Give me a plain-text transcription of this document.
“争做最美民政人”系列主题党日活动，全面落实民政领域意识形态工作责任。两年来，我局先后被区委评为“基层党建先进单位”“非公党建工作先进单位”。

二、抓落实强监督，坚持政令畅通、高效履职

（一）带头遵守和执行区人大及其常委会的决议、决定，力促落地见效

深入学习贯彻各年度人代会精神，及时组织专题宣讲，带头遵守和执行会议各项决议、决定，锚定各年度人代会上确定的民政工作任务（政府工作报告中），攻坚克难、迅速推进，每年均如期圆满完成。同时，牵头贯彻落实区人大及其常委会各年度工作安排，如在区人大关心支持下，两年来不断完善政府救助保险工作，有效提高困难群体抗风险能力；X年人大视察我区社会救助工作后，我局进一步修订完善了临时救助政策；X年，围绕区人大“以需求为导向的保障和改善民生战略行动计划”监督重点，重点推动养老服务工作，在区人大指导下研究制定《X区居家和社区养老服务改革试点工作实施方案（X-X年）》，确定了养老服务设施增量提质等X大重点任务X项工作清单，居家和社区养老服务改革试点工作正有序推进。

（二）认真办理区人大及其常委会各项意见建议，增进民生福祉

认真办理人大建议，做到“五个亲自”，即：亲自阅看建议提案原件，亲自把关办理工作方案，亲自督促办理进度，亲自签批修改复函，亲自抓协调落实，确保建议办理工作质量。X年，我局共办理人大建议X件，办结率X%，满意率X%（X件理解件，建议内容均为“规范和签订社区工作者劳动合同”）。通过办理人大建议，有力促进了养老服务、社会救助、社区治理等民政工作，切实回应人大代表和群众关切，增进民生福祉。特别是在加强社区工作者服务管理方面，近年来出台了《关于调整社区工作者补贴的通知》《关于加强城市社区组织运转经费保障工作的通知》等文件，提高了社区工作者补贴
* * *
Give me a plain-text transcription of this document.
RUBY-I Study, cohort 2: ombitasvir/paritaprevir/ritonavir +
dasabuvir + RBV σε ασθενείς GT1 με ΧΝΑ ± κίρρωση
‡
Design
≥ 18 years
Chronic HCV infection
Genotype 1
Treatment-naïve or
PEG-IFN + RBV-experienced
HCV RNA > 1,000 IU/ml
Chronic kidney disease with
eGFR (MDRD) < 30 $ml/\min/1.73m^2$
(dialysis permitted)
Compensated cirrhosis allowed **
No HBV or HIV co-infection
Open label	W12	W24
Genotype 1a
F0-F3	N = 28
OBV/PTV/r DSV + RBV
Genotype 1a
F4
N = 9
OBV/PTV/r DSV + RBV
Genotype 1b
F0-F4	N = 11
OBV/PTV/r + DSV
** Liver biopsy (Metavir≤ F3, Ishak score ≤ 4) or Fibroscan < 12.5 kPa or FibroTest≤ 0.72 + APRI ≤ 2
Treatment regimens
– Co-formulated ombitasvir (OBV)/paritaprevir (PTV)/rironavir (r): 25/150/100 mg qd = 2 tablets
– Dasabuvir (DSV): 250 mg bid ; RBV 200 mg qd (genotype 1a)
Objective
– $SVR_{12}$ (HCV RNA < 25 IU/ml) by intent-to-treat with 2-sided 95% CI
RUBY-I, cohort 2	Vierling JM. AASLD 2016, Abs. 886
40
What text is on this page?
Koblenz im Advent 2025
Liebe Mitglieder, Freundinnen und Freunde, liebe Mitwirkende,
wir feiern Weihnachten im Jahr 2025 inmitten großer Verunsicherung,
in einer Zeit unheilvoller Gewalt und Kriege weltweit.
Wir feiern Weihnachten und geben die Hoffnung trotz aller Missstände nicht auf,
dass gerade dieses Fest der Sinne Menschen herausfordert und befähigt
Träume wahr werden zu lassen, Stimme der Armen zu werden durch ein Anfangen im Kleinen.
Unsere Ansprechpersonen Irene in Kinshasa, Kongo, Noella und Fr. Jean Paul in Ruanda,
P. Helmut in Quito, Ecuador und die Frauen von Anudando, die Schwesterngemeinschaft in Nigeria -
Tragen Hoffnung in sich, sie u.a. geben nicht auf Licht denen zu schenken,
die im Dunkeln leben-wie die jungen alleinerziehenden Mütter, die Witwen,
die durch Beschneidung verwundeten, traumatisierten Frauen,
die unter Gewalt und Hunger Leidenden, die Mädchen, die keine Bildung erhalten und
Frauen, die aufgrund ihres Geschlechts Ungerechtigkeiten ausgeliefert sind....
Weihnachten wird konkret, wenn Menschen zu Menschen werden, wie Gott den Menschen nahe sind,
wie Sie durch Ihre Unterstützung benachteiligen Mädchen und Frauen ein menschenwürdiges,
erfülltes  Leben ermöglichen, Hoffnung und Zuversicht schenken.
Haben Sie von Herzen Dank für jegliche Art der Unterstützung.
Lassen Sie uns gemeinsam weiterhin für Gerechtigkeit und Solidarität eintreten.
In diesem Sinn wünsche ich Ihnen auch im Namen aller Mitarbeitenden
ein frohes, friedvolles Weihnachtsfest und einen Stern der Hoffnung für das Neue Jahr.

Task prompt -
Across the entries, how many lines hold the word "Gewalt"? Say only the number.

Solution to this task -
2